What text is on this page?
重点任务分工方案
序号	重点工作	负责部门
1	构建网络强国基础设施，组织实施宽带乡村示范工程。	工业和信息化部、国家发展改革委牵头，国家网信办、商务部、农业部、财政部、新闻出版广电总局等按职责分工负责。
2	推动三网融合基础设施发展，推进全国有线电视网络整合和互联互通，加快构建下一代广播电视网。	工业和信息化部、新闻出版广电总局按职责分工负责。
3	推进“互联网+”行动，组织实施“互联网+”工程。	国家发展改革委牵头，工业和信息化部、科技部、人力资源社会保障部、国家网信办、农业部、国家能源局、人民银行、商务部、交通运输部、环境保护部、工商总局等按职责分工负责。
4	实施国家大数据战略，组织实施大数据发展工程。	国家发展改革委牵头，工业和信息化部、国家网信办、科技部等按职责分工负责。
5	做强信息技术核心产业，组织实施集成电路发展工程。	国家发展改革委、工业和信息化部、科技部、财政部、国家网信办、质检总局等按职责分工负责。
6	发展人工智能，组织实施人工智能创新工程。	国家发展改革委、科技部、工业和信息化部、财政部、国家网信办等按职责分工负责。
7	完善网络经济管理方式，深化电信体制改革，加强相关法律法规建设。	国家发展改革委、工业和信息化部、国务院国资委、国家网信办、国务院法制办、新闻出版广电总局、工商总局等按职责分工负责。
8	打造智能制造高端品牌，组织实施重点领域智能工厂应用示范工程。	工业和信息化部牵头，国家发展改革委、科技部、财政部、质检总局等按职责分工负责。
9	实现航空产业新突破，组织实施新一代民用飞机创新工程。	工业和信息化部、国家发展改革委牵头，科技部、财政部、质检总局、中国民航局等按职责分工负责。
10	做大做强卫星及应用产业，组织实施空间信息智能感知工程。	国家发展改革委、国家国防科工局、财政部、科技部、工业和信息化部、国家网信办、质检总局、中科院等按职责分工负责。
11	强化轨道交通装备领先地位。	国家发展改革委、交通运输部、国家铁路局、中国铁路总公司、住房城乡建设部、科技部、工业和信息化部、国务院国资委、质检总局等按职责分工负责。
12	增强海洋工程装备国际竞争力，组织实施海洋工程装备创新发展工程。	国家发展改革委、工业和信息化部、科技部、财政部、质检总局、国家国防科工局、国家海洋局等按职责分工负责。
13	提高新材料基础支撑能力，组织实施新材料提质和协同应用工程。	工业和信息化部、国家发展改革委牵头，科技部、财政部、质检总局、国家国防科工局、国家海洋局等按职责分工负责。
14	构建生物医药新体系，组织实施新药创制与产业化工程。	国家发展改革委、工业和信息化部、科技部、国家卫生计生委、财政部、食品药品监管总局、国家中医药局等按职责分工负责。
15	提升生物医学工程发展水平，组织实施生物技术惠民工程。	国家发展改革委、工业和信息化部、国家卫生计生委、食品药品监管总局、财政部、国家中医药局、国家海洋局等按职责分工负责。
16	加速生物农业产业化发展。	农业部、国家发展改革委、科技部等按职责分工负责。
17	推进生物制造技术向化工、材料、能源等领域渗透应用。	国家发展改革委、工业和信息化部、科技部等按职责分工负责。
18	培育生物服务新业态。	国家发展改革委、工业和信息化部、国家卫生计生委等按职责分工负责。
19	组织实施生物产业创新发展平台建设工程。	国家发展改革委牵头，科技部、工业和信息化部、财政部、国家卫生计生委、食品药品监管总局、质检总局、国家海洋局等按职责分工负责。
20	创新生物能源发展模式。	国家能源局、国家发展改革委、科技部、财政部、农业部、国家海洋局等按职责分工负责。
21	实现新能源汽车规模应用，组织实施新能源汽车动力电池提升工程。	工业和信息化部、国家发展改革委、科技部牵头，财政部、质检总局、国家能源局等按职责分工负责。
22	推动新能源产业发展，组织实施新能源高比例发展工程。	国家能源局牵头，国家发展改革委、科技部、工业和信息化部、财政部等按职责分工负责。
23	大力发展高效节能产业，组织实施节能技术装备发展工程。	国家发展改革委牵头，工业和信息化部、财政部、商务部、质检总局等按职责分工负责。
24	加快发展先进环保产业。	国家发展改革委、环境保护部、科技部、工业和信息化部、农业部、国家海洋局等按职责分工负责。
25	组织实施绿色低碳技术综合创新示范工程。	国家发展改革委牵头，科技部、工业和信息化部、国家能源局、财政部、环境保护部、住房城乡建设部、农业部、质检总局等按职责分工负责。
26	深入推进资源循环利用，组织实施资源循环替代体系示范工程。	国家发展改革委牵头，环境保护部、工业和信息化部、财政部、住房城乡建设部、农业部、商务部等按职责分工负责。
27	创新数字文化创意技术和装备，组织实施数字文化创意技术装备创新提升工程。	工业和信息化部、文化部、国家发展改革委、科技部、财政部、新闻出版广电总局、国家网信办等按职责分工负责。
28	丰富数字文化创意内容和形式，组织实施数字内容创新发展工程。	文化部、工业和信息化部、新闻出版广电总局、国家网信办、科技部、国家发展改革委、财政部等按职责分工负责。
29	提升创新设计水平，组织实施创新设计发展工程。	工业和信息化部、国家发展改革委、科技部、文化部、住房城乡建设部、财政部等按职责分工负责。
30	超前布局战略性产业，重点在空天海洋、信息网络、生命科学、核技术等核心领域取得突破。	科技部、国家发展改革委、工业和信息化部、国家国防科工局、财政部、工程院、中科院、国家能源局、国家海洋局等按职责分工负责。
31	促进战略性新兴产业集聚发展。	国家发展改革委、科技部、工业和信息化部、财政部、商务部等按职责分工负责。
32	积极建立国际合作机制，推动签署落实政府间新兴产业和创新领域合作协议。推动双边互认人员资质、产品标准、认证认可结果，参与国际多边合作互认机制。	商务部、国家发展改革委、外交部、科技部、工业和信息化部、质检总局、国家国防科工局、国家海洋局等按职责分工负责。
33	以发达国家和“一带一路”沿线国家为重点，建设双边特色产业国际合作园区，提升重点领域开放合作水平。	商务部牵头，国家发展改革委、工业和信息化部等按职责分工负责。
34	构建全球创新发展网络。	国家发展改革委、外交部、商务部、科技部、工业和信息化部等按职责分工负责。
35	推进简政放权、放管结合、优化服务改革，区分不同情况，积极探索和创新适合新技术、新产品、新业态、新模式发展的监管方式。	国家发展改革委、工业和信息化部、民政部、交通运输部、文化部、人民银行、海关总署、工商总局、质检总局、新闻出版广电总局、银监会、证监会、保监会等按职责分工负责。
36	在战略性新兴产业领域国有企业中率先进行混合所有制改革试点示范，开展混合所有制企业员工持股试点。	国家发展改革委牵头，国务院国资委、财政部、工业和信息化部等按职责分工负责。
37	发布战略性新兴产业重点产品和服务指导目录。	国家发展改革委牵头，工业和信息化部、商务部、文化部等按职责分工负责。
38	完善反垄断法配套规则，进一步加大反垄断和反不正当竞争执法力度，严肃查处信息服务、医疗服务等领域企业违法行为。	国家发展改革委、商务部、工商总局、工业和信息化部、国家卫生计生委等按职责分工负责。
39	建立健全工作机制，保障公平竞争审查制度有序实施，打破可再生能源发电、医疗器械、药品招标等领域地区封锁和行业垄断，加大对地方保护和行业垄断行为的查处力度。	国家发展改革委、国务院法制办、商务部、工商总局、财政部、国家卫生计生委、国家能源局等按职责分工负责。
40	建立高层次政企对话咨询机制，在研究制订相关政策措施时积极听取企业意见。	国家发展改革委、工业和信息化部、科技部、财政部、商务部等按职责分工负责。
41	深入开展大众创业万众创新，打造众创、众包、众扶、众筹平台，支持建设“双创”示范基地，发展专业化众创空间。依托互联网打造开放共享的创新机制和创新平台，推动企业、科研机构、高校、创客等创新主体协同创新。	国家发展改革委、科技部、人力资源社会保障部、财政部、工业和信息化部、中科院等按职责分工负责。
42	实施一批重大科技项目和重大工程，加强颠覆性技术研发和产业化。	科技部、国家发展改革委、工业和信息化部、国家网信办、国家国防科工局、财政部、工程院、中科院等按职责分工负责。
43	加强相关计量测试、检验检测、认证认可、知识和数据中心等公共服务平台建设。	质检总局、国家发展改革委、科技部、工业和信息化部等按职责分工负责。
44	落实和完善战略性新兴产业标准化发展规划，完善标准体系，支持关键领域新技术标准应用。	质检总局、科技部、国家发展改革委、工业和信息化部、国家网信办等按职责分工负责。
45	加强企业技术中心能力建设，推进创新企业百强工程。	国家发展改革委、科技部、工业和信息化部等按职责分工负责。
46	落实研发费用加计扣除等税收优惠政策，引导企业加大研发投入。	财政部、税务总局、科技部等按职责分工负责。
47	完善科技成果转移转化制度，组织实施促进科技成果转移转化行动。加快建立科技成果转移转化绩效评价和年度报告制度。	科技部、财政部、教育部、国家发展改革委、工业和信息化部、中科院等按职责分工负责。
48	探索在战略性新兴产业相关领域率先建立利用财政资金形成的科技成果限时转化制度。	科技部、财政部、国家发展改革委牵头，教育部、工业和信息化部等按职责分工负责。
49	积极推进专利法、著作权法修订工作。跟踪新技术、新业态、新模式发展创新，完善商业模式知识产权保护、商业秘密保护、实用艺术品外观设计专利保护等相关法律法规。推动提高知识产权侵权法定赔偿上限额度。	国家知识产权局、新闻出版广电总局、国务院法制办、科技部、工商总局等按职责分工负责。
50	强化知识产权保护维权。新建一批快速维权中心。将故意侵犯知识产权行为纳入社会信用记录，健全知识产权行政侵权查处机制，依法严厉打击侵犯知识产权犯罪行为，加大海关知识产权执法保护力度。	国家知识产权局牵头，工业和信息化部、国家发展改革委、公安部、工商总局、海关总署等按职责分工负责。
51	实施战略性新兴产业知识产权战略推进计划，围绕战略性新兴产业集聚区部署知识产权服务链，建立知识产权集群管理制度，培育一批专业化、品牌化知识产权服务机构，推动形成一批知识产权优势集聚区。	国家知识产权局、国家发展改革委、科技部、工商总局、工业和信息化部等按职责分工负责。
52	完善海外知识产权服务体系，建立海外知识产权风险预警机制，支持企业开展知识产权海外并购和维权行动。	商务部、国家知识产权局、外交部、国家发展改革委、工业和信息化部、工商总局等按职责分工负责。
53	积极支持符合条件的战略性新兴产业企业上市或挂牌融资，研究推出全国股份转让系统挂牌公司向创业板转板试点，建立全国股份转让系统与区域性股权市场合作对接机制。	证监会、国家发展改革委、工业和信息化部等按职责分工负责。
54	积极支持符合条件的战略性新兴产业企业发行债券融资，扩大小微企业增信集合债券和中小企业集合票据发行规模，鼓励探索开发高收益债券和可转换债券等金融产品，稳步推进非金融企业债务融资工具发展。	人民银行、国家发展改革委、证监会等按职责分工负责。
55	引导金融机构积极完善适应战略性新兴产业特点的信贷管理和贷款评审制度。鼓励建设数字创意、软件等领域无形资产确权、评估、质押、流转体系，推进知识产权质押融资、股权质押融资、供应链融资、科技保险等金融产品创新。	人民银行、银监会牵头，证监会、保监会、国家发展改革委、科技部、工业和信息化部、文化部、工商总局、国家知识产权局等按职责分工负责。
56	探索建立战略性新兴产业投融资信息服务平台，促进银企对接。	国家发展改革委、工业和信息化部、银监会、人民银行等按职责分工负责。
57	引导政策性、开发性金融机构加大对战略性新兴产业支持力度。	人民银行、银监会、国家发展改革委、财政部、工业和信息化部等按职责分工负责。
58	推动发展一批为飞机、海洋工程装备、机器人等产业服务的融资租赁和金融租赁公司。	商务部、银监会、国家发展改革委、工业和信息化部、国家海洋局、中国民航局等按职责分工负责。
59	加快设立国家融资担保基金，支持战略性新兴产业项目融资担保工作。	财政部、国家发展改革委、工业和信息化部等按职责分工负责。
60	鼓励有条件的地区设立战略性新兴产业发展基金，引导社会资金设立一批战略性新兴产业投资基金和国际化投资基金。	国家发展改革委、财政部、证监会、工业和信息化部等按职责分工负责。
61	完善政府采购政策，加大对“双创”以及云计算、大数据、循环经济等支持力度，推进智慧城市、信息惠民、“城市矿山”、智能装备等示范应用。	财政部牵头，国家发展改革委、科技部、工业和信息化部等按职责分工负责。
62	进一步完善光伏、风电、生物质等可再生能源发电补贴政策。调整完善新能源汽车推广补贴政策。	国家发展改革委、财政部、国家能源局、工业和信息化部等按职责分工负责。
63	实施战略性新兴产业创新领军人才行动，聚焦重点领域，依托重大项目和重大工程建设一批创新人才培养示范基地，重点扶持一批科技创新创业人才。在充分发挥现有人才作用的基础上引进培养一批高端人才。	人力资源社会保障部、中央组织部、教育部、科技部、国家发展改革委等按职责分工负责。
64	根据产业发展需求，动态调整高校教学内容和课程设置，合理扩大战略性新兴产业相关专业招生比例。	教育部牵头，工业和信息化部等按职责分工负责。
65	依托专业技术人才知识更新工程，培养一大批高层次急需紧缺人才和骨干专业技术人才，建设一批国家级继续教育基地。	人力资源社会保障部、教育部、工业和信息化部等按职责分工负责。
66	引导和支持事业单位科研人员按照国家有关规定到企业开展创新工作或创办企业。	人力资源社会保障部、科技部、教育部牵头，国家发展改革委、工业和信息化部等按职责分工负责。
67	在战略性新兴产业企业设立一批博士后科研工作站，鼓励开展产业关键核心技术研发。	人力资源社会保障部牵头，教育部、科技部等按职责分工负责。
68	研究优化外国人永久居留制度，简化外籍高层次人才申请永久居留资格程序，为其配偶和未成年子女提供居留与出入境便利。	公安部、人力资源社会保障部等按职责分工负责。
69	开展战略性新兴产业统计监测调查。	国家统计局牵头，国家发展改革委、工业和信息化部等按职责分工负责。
==*==
Problem description => Scan the entries above for the word "国务院法制办" and collect each line holding it.

Answer below =>
7	完善网络经济管理方式，深化电信体制改革，加强相关法律法规建设。	国家发展改革委、工业和信息化部、国务院国资委、国家网信办、国务院法制办、新闻出版广电总局、工商总局等按职责分工负责。
39	建立健全工作机制，保障公平竞争审查制度有序实施，打破可再生能源发电、医疗器械、药品招标等领域地区封锁和行业垄断，加大对地方保护和行业垄断行为的查处力度。	国家发展改革委、国务院法制办、商务部、工商总局、财政部、国家卫生计生委、国家能源局等按职责分工负责。
49	积极推进专利法、著作权法修订工作。跟踪新技术、新业态、新模式发展创新，完善商业模式知识产权保护、商业秘密保护、实用艺术品外观设计专利保护等相关法律法规。推动提高知识产权侵权法定赔偿上限额度。	国家知识产权局、新闻出版广电总局、国务院法制办、科技部、工商总局等按职责分工负责。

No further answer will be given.